** SHORT PROBLEM **
Transcribe all of the material exactly.

** DATA LINES **
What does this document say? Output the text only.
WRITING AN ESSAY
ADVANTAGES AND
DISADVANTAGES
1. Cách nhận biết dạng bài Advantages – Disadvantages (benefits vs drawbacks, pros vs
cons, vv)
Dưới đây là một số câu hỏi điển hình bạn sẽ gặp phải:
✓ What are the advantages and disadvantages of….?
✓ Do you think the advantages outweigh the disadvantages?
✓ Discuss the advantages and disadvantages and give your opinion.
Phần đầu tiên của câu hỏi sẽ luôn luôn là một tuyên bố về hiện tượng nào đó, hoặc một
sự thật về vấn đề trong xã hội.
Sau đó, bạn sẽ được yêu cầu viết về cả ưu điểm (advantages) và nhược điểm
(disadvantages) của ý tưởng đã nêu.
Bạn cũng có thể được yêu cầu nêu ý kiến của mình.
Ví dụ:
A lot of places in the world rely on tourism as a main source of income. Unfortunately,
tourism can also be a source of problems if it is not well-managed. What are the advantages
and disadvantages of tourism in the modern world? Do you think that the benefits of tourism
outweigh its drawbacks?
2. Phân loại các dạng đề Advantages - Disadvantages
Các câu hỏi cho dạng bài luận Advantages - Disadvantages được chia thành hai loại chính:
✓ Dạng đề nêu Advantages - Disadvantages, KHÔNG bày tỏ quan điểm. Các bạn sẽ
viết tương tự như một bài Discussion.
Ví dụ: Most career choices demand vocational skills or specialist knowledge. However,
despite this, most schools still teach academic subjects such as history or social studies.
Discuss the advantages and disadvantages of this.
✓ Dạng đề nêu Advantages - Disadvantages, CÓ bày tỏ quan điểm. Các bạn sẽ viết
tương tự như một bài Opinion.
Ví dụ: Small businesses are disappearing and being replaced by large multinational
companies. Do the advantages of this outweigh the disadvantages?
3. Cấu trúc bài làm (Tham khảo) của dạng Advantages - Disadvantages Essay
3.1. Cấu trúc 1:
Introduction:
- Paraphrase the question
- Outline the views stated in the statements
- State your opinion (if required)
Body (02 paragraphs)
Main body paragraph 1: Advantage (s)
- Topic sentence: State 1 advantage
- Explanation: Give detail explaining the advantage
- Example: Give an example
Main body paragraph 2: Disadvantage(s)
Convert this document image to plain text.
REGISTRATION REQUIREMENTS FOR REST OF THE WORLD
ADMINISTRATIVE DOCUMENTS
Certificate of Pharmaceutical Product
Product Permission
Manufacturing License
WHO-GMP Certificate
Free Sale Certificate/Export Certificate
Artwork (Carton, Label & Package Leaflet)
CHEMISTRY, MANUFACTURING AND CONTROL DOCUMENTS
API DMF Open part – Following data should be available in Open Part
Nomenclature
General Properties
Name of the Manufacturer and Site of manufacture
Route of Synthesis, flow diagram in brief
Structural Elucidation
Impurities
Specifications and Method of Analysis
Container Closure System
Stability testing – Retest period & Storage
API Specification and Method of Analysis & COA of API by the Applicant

** EXERCISE OUTPUT **
What does this document say? Output the text only.
WRITING AN ESSAY
ADVANTAGES AND
DISADVANTAGES
1. Cách nhận biết dạng bài Advantages – Disadvantages (benefits vs drawbacks, pros vs
cons, vv)
Dưới đây là một số câu hỏi điển hình bạn sẽ gặp phải:
✓ What are the advantages and disadvantages of….?
✓ Do you think the advantages outweigh the disadvantages?
✓ Discuss the advantages and disadvantages and give your opinion.
Phần đầu tiên của câu hỏi sẽ luôn luôn là một tuyên bố về hiện tượng nào đó, hoặc một
sự thật về vấn đề trong xã hội.
Sau đó, bạn sẽ được yêu cầu viết về cả ưu điểm (advantages) và nhược điểm
(disadvantages) của ý tưởng đã nêu.
Bạn cũng có thể được yêu cầu nêu ý kiến của mình.
Ví dụ:
A lot of places in the world rely on tourism as a main source of income. Unfortunately,
tourism can also be a source of problems if it is not well-managed. What are the advantages
and disadvantages of tourism in the modern world? Do you think that the benefits of tourism
outweigh its drawbacks?
2. Phân loại các dạng đề Advantages - Disadvantages
Các câu hỏi cho dạng bài luận Advantages - Disadvantages được chia thành hai loại chính:
✓ Dạng đề nêu Advantages - Disadvantages, KHÔNG bày tỏ quan điểm. Các bạn sẽ
viết tương tự như một bài Discussion.
Ví dụ: Most career choices demand vocational skills or specialist knowledge. However,
despite this, most schools still teach academic subjects such as history or social studies.
Discuss the advantages and disadvantages of this.
✓ Dạng đề nêu Advantages - Disadvantages, CÓ bày tỏ quan điểm. Các bạn sẽ viết
tương tự như một bài Opinion.
Ví dụ: Small businesses are disappearing and being replaced by large multinational
companies. Do the advantages of this outweigh the disadvantages?
3. Cấu trúc bài làm (Tham khảo) của dạng Advantages - Disadvantages Essay
3.1. Cấu trúc 1:
Introduction:
- Paraphrase the question
- Outline the views stated in the statements
- State your opinion (if required)
Body (02 paragraphs)
Main body paragraph 1: Advantage (s)
- Topic sentence: State 1 advantage
- Explanation: Give detail explaining the advantage
- Example: Give an example
Main body paragraph 2: Disadvantage(s)
Convert this document image to plain text.
REGISTRATION REQUIREMENTS FOR REST OF THE WORLD
ADMINISTRATIVE DOCUMENTS
Certificate of Pharmaceutical Product
Product Permission
Manufacturing License
WHO-GMP Certificate
Free Sale Certificate/Export Certificate
Artwork (Carton, Label & Package Leaflet)
CHEMISTRY, MANUFACTURING AND CONTROL DOCUMENTS
API DMF Open part – Following data should be available in Open Part
Nomenclature
General Properties
Name of the Manufacturer and Site of manufacture
Route of Synthesis, flow diagram in brief
Structural Elucidation
Impurities
Specifications and Method of Analysis
Container Closure System
Stability testing – Retest period & Storage
API Specification and Method of Analysis & COA of API by the Applicant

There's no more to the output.